### Recorded data
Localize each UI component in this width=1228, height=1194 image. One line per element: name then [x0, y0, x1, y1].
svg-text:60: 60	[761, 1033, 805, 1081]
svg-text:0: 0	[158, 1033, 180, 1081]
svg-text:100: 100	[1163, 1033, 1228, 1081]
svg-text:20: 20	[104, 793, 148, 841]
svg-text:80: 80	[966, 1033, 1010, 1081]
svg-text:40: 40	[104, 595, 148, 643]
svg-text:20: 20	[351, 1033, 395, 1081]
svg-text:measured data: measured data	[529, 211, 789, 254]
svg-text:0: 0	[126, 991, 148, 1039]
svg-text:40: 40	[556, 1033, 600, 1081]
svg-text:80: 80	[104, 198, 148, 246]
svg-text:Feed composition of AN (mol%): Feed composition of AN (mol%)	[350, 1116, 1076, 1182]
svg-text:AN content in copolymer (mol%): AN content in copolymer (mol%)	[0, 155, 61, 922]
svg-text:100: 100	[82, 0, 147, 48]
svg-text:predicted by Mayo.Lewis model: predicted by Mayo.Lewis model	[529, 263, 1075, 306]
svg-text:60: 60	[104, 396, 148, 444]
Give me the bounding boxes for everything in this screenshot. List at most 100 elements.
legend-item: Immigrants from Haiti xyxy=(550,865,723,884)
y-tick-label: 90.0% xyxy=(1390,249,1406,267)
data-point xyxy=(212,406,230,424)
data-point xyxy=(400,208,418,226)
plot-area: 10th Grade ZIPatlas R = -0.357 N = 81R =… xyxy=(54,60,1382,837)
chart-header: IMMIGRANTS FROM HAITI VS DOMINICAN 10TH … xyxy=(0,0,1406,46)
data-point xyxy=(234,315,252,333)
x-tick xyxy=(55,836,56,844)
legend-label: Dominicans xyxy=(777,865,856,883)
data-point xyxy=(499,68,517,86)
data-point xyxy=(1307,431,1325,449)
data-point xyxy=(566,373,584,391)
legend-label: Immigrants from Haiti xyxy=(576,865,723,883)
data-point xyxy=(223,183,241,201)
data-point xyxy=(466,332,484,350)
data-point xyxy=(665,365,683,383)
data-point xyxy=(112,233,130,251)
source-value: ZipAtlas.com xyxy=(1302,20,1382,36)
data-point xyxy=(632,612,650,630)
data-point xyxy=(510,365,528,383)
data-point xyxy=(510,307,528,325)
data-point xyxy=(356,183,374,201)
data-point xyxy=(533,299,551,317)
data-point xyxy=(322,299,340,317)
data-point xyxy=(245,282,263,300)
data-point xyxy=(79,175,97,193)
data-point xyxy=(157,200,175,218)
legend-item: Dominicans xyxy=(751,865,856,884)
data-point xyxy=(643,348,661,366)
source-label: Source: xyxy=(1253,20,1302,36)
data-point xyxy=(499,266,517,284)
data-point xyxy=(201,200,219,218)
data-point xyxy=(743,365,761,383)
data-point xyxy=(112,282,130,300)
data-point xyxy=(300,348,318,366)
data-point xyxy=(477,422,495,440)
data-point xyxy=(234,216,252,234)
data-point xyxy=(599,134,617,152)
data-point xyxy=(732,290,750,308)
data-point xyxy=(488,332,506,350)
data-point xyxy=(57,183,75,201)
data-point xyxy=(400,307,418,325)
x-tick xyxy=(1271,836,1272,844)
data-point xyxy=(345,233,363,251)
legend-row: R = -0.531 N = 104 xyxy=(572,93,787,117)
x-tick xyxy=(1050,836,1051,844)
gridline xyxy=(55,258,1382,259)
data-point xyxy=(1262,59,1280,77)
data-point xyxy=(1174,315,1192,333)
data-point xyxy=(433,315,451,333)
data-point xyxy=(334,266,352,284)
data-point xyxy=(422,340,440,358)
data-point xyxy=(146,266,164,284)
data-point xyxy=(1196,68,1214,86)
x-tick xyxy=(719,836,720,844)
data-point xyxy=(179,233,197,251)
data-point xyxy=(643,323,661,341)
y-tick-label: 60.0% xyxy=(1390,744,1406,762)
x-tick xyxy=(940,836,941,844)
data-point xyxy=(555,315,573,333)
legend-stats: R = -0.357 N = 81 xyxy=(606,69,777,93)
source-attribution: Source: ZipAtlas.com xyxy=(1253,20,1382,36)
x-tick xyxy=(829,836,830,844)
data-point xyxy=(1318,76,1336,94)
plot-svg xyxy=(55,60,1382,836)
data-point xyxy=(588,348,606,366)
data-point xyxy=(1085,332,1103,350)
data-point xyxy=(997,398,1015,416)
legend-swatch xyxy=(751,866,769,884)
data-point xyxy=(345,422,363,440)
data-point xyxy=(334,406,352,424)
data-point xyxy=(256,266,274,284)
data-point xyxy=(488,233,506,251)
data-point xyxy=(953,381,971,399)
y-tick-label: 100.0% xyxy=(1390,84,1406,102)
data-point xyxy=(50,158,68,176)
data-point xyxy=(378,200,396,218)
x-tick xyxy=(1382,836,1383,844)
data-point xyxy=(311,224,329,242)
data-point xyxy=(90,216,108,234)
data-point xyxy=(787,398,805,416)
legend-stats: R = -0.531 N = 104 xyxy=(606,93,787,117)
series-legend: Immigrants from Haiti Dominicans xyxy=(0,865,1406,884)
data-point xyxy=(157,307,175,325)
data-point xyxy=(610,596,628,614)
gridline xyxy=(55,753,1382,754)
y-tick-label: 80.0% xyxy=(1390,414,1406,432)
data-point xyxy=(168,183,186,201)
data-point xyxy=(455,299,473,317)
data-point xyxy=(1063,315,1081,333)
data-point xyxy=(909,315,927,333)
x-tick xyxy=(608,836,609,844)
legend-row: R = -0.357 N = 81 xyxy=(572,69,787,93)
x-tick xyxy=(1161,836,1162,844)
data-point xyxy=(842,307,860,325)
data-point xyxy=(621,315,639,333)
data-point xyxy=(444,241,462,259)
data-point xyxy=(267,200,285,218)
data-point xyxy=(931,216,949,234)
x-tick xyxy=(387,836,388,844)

### Problem
Convert every line above into a Markdown table with one column, Row, for the row number and another, Entry, for the line itself. Skip any blank lines.

### The result
| Row | Entry |
|---|---|
| 1 | Localize each UI component in this width=1228, height=1194 image. One line per element: name then [x0, y0, x1, y1]. |
| 2 | svg-text:60: 60	[761, 1033, 805, 1081] |
| 3 | svg-text:0: 0	[158, 1033, 180, 1081] |
| 4 | svg-text:100: 100	[1163, 1033, 1228, 1081] |
| 5 | svg-text:20: 20	[104, 793, 148, 841] |
| 6 | svg-text:80: 80	[966, 1033, 1010, 1081] |
| 7 | svg-text:40: 40	[104, 595, 148, 643] |
| 8 | svg-text:20: 20	[351, 1033, 395, 1081] |
| 9 | svg-text:measured data: measured data	[529, 211, 789, 254] |
| 10 | svg-text:0: 0	[126, 991, 148, 1039] |
| 11 | svg-text:40: 40	[556, 1033, 600, 1081] |
| 12 | svg-text:80: 80	[104, 198, 148, 246] |
| 13 | svg-text:Feed composition of AN (mol%): Feed composition of AN (mol%)	[350, 1116, 1076, 1182] |
| 14 | svg-text:AN content in copolymer (mol%): AN content in copolymer (mol%)	[0, 155, 61, 922] |
| 15 | svg-text:100: 100	[82, 0, 147, 48] |
| 16 | svg-text:predicted by Mayo.Lewis model: predicted by Mayo.Lewis model	[529, 263, 1075, 306] |
| 17 | svg-text:60: 60	[104, 396, 148, 444] |
| 18 | Give me the bounding boxes for everything in this screenshot. List at most 100 elements. |
| 19 | legend-item: Immigrants from Haiti xyxy=(550,865,723,884) |
| 20 | y-tick-label: 90.0% xyxy=(1390,249,1406,267) |
| 21 | data-point xyxy=(212,406,230,424) |
| 22 | data-point xyxy=(400,208,418,226) |
| 23 | plot-area: 10th Grade ZIPatlas R = -0.357 N = 81R =… xyxy=(54,60,1382,837) |
| 24 | chart-header: IMMIGRANTS FROM HAITI VS DOMINICAN 10TH … xyxy=(0,0,1406,46) |
| 25 | data-point xyxy=(234,315,252,333) |
| 26 | x-tick xyxy=(55,836,56,844) |
| 27 | legend-label: Dominicans xyxy=(777,865,856,883) |
| 28 | data-point xyxy=(499,68,517,86) |
| 29 | data-point xyxy=(1307,431,1325,449) |
| 30 | data-point xyxy=(566,373,584,391) |
| 31 | legend-label: Immigrants from Haiti xyxy=(576,865,723,883) |
| 32 | data-point xyxy=(223,183,241,201) |
| 33 | data-point xyxy=(466,332,484,350) |
| 34 | data-point xyxy=(665,365,683,383) |
| 35 | data-point xyxy=(112,233,130,251) |
| 36 | source-value: ZipAtlas.com xyxy=(1302,20,1382,36) |
| 37 | data-point xyxy=(632,612,650,630) |
| 38 | data-point xyxy=(510,365,528,383) |
| 39 | data-point xyxy=(510,307,528,325) |
| 40 | data-point xyxy=(356,183,374,201) |
| 41 | data-point xyxy=(533,299,551,317) |
| 42 | data-point xyxy=(322,299,340,317) |
| 43 | data-point xyxy=(245,282,263,300) |
| 44 | data-point xyxy=(79,175,97,193) |
| 45 | data-point xyxy=(157,200,175,218) |
| 46 | legend-item: Dominicans xyxy=(751,865,856,884) |
| 47 | data-point xyxy=(643,348,661,366) |
| 48 | source-label: Source: xyxy=(1253,20,1302,36) |
| 49 | data-point xyxy=(499,266,517,284) |
| 50 | data-point xyxy=(201,200,219,218) |
| 51 | data-point xyxy=(743,365,761,383) |
| 52 | data-point xyxy=(112,282,130,300) |
| 53 | data-point xyxy=(300,348,318,366) |
| 54 | data-point xyxy=(477,422,495,440) |
| 55 | data-point xyxy=(234,216,252,234) |
| 56 | data-point xyxy=(599,134,617,152) |
| 57 | data-point xyxy=(732,290,750,308) |
| 58 | data-point xyxy=(488,332,506,350) |
| 59 | data-point xyxy=(57,183,75,201) |
| 60 | data-point xyxy=(400,307,418,325) |
| 61 | x-tick xyxy=(1271,836,1272,844) |
| 62 | data-point xyxy=(345,233,363,251) |
| 63 | legend-row: R = -0.531 N = 104 xyxy=(572,93,787,117) |
| 64 | x-tick xyxy=(1050,836,1051,844) |
| 65 | gridline xyxy=(55,258,1382,259) |
| 66 | data-point xyxy=(1262,59,1280,77) |
| 67 | data-point xyxy=(1174,315,1192,333) |
| 68 | data-point xyxy=(433,315,451,333) |
| 69 | data-point xyxy=(334,266,352,284) |
| 70 | data-point xyxy=(422,340,440,358) |
| 71 | data-point xyxy=(146,266,164,284) |
| 72 | data-point xyxy=(1196,68,1214,86) |
| 73 | x-tick xyxy=(719,836,720,844) |
| 74 | data-point xyxy=(179,233,197,251) |
| 75 | data-point xyxy=(643,323,661,341) |
| 76 | y-tick-label: 60.0% xyxy=(1390,744,1406,762) |
| 77 | x-tick xyxy=(940,836,941,844) |
| 78 | data-point xyxy=(555,315,573,333) |
| 79 | legend-stats: R = -0.357 N = 81 xyxy=(606,69,777,93) |
| 80 | source-attribution: Source: ZipAtlas.com xyxy=(1253,20,1382,36) |
| 81 | x-tick xyxy=(829,836,830,844) |
| 82 | data-point xyxy=(1318,76,1336,94) |
| 83 | plot-svg xyxy=(55,60,1382,836) |
| 84 | data-point xyxy=(588,348,606,366) |
| 85 | data-point xyxy=(1085,332,1103,350) |
| 86 | data-point xyxy=(997,398,1015,416) |
| 87 | legend-swatch xyxy=(751,866,769,884) |
| 88 | data-point xyxy=(345,422,363,440) |
| 89 | data-point xyxy=(334,406,352,424) |
| 90 | data-point xyxy=(256,266,274,284) |
| 91 | data-point xyxy=(488,233,506,251) |
| 92 | data-point xyxy=(953,381,971,399) |
| 93 | y-tick-label: 100.0% xyxy=(1390,84,1406,102) |
| 94 | data-point xyxy=(50,158,68,176) |
| 95 | data-point xyxy=(378,200,396,218) |
| 96 | x-tick xyxy=(1382,836,1383,844) |
| 97 | data-point xyxy=(311,224,329,242) |
| 98 | data-point xyxy=(90,216,108,234) |
| 99 | data-point xyxy=(787,398,805,416) |
| 100 | legend-stats: R = -0.531 N = 104 xyxy=(606,93,787,117) |
| 101 | series-legend: Immigrants from Haiti Dominicans xyxy=(0,865,1406,884) |
| 102 | data-point xyxy=(157,307,175,325) |
| 103 | data-point xyxy=(610,596,628,614) |
| 104 | gridline xyxy=(55,753,1382,754) |
| 105 | y-tick-label: 80.0% xyxy=(1390,414,1406,432) |
| 106 | data-point xyxy=(168,183,186,201) |
| 107 | data-point xyxy=(455,299,473,317) |
| 108 | data-point xyxy=(1063,315,1081,333) |
| 109 | data-point xyxy=(909,315,927,333) |
| 110 | x-tick xyxy=(608,836,609,844) |
| 111 | legend-row: R = -0.357 N = 81 xyxy=(572,69,787,93) |
| 112 | x-tick xyxy=(1161,836,1162,844) |
| 113 | data-point xyxy=(842,307,860,325) |
| 114 | data-point xyxy=(621,315,639,333) |
| 115 | data-point xyxy=(444,241,462,259) |
| 116 | data-point xyxy=(267,200,285,218) |
| 117 | data-point xyxy=(931,216,949,234) |
| 118 | x-tick xyxy=(387,836,388,844) |